> _What you should do_: Gather each line of the records where "opium" appears.

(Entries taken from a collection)

+++

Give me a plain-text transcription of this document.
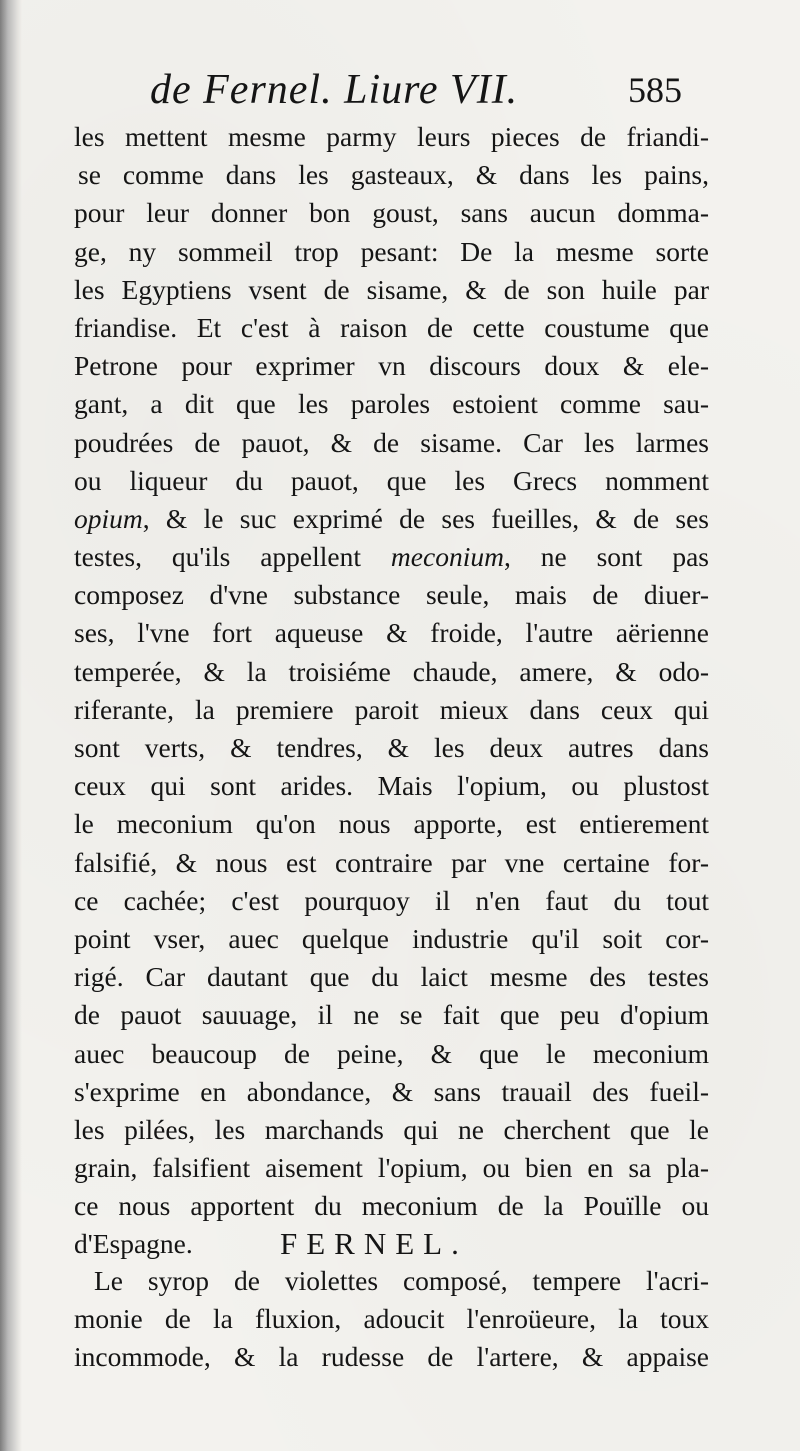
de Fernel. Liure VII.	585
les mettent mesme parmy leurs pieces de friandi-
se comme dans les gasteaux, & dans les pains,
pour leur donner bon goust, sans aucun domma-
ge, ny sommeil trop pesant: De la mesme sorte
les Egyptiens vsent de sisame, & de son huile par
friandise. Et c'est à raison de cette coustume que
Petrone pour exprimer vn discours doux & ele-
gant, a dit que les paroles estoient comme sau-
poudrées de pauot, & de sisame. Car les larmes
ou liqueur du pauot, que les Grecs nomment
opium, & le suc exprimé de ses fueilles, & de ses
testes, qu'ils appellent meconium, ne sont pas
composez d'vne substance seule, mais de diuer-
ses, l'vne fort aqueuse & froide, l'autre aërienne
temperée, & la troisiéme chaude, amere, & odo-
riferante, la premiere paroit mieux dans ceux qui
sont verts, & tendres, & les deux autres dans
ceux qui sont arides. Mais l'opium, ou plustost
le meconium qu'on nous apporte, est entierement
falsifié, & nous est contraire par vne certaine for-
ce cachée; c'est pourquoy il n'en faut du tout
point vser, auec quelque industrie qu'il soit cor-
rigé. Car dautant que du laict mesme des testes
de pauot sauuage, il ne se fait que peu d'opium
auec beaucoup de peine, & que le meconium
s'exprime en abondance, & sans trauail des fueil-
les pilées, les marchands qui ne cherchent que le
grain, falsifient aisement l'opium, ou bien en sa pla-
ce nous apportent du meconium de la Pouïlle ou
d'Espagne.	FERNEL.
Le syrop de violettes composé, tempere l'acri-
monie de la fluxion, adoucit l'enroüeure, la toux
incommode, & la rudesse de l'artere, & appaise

+++

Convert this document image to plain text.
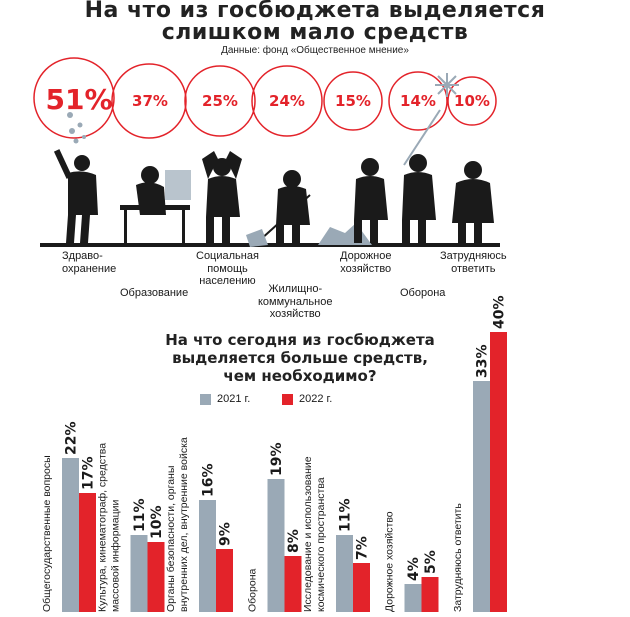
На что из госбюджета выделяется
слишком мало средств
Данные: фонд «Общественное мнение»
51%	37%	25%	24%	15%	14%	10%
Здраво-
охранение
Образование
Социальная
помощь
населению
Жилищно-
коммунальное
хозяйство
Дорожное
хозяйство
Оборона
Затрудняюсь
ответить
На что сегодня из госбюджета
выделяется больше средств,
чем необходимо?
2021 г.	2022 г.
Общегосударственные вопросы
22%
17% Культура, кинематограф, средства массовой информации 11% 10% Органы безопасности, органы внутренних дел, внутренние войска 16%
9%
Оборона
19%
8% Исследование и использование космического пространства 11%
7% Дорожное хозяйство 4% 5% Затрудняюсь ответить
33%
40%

+++

> _Complete answer_:
opium, & le suc exprimé de ses fueilles, & de ses
ceux qui sont arides. Mais l'opium, ou plustost
de pauot sauuage, il ne se fait que peu d'opium
grain, falsifient aisement l'opium, ou bien en sa pla-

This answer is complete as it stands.